- [Reading passage]:
::::

Lisa and tech consultant Steve Smith were old school friends from Tottenham by pure coincidence. I wanted to talk to them to get an insight into the type of person Pabs was and his goal with the station. Lisa said Pabz' main ambition with Axe was a social one.

"He was dealing with lots of people and promoting them

"He just wanted really and truly it was to get the children off the streets. Yes. To do something like DJ mc, you know? Yeah. The music business, because the kids used to love it. Mm-hmm. , so get him to stop like, you know, robbing or stealing. Yeah. Yeah. That's what, that was his goal. And it worked. "

The impact of the death reached widely, with artists like Big Narstie, Logan Sama, Spooky Bizzle paying tribute in messages online as well as performing at a remembrance event. Skepta tweeted “R.I.P Axe FM Pabz. Took the mandem off the streets and made them see the bigger picture, respect.”

"A lot of the amount of lives that he turned around is quite. So many, you know, it's literally crazy whether this, um, so-and-so who was at risk of getting stabbed up or shot, whether it's, you know, people at risking their own homes with their parents, abuse and stuff like that. He would intervene and he wasn't scared of nothing."

"I remember when he first saw me."

This is DJ Naughty talking about Pabs, also known as Nathan, or under his present day stagename N Fostel. He was amongst the first producers to make another genre of music that defined the 2000s — UK Funky. This was a genre popular throughout the mid to late 2000s that had a resurgence in the late 2010s, which has influenced artists like Drake.

Naughty is from Tottenham and went to school at St Ignatius College in Enfield. He played at Axe when he was teenager. He started off playing mostly garage, but took on a taste for dance tracks with an afro influence and more syncopated beats in 2004, around the age of 18. For a couple of years, alongside peers like Apple, NG, and Geeneus, Naughty DJed and made music that had a slightly different sound, and it didn't have a name until others began to describe it as Funky House and UK Funky around 2008.

Now, he predominately produces house and he’s signed to the actor and musician Idris Elba’s music label. He was telling me about the time he first met Pabs.

"Nate: He was very polite. It was cool. You haven't seen me play yet, as soon as I touch the deck. I think I was like 2-3 tunes in. He had an event a week after, so he was in Scotland, nightclub in Kings Cross, with a promoter called [...] and the event it's called exposure. So that's a really popular garage event at that time, for years actually, even previously. For that it has made its name, so that to play on that line up was a big deal for someone who was pretty unknown."

Nathan says he's grateful for how much belief Pabz had in him. For a set at Scala Pabs put Naughty on the lineup straight after Tuff Nuff from Tuff Jam.

"Pablo, he knew how to identify a talent but also capitalize on it as well. Nate: So when he saw what I was doing, he was like, yeah, I want to for you in the deepen. You're gonna pay prime time after this veteran. One thing about Pablo. Yeah. Faith in the art is he? He is a good visionary. He could identify When an art is is just really. or if they're not just how they they have a future as well. So he identified the likes of Scorcher, um, black, the rip Black, the Ripper Wretch three two as well. and you know he was that person who would mention your name in a room where it needs to be had. So like he. You made sure those people got her"

Rebecca AKA Hunni G agrees.

::::

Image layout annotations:

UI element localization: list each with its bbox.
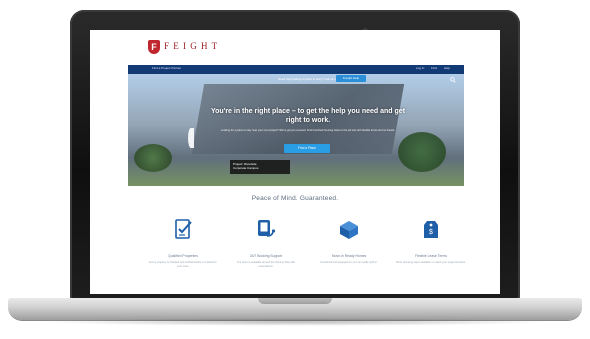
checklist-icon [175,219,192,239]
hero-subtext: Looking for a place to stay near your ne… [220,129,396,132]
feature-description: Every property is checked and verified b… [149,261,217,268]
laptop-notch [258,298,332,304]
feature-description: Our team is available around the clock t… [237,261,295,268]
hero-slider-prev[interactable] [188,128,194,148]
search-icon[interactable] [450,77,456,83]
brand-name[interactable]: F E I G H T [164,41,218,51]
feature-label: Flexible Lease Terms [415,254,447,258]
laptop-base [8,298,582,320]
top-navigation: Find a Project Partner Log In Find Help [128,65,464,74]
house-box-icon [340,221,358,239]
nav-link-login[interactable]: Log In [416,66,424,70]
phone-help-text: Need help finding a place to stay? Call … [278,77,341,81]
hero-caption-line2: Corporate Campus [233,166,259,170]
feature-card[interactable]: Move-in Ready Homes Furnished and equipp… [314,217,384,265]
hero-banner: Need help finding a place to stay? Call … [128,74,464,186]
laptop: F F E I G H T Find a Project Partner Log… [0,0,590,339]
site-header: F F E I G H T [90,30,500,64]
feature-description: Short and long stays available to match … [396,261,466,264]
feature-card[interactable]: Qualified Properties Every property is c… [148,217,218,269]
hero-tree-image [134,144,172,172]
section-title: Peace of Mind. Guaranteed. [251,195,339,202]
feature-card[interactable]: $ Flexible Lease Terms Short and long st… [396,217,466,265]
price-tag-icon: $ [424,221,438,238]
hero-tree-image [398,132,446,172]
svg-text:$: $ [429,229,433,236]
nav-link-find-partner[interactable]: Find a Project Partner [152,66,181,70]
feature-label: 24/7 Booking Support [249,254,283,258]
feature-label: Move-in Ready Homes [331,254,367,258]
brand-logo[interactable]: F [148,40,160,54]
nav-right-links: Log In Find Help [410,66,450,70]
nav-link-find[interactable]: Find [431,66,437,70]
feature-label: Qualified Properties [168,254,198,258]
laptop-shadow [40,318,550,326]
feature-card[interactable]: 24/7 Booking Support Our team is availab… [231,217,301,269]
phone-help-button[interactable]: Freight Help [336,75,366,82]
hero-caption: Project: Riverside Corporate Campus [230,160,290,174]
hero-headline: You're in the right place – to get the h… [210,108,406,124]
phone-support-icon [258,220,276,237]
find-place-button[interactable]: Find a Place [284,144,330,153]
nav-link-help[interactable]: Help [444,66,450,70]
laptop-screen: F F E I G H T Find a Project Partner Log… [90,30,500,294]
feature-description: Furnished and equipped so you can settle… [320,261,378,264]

::::

- [What to do]: Copy out the stretch of the Axe FM piece from "Nathan says he's" through "Hunni G agrees.", word for word.

- [Exercise output]:
Nathan says he's grateful for how much belief Pabz had in him. For a set at Scala Pabs put Naughty on the lineup straight after Tuff Nuff from Tuff Jam.

"Pablo, he knew how to identify a talent but also capitalize on it as well. Nate: So when he saw what I was doing, he was like, yeah, I want to for you in the deepen. You're gonna pay prime time after this veteran. One thing about Pablo. Yeah. Faith in the art is he? He is a good visionary. He could identify When an art is is just really. or if they're not just how they they have a future as well. So he identified the likes of Scorcher, um, black, the rip Black, the Ripper Wretch three two as well. and you know he was that person who would mention your name in a room where it needs to be had. So like he. You made sure those people got her"

Rebecca AKA Hunni G agrees.